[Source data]
******************************

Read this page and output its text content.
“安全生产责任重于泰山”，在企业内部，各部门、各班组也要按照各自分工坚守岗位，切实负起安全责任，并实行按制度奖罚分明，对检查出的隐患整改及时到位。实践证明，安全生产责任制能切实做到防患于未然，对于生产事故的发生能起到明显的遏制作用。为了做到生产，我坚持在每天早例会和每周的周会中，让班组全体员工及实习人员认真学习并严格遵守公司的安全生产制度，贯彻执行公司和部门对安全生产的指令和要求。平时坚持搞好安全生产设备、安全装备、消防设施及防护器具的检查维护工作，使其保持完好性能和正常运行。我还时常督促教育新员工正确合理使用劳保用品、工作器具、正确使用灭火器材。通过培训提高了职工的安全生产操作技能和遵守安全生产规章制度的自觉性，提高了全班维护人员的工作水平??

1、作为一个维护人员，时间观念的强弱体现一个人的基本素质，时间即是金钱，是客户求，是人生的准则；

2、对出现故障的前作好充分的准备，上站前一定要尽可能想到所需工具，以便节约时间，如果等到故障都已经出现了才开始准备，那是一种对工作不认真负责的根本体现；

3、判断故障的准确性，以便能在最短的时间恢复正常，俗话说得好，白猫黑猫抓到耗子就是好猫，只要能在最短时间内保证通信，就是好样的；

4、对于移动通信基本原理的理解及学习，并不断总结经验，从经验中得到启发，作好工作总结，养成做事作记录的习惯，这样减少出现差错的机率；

******************************

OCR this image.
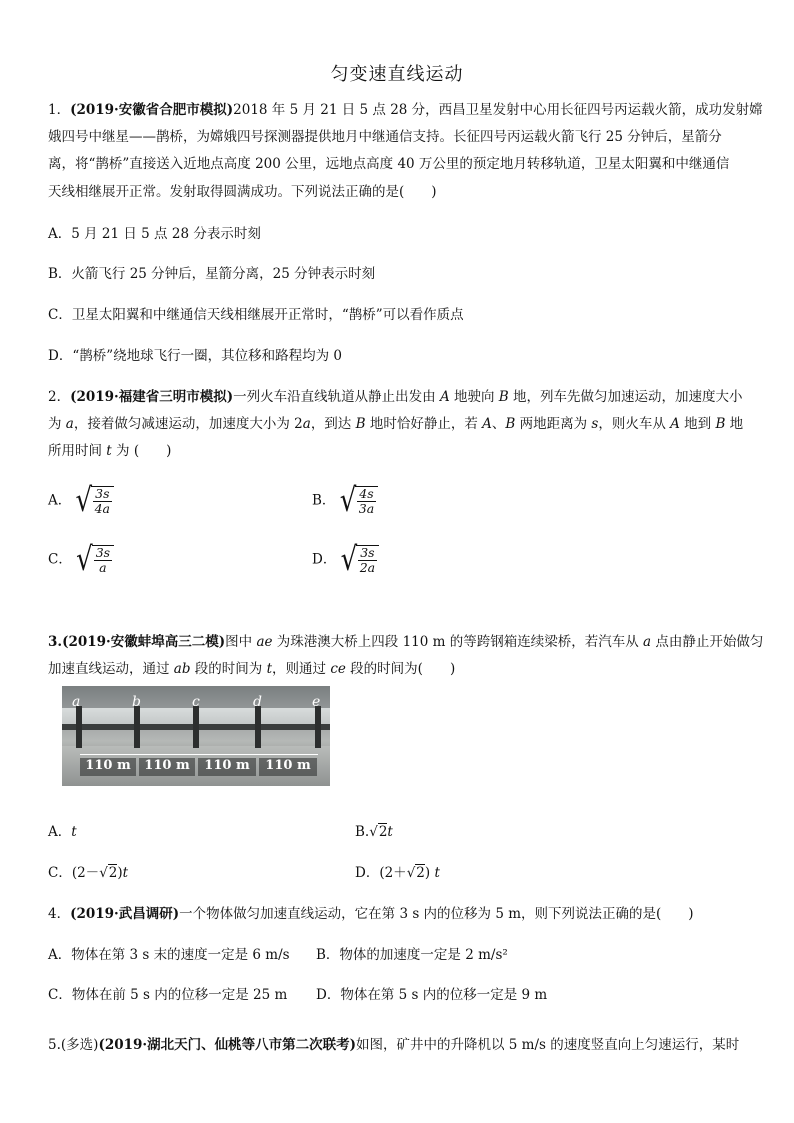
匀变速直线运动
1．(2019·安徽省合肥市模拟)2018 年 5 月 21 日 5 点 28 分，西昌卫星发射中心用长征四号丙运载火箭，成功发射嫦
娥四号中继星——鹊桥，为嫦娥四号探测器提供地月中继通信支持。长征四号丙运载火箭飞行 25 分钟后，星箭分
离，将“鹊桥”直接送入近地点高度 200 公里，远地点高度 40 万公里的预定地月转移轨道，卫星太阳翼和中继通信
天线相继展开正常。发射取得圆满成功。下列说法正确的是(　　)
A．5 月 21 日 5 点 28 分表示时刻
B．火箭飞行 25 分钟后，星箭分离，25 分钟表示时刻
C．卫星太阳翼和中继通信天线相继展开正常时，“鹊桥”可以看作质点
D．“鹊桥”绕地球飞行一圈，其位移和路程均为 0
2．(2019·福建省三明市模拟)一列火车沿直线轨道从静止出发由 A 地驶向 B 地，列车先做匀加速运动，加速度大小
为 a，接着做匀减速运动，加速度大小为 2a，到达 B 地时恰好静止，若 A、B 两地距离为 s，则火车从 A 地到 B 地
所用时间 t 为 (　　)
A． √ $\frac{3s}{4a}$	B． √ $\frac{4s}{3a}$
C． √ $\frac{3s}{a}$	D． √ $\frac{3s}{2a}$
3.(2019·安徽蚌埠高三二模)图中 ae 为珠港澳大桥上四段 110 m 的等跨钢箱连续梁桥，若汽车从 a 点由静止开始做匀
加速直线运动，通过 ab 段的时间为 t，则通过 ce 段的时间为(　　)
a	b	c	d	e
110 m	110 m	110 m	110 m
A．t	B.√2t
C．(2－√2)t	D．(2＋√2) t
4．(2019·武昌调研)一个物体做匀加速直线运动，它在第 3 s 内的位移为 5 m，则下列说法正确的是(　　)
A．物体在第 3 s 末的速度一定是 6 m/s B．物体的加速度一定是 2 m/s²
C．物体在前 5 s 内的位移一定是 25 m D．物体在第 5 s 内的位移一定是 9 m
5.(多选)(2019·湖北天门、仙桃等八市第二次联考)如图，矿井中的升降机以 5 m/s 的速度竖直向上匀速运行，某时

******************************

▶ **Brief**
Examine the listing and say how many of its lines contain the string "frac". Give the number alone.

▶ **Finished answer**
2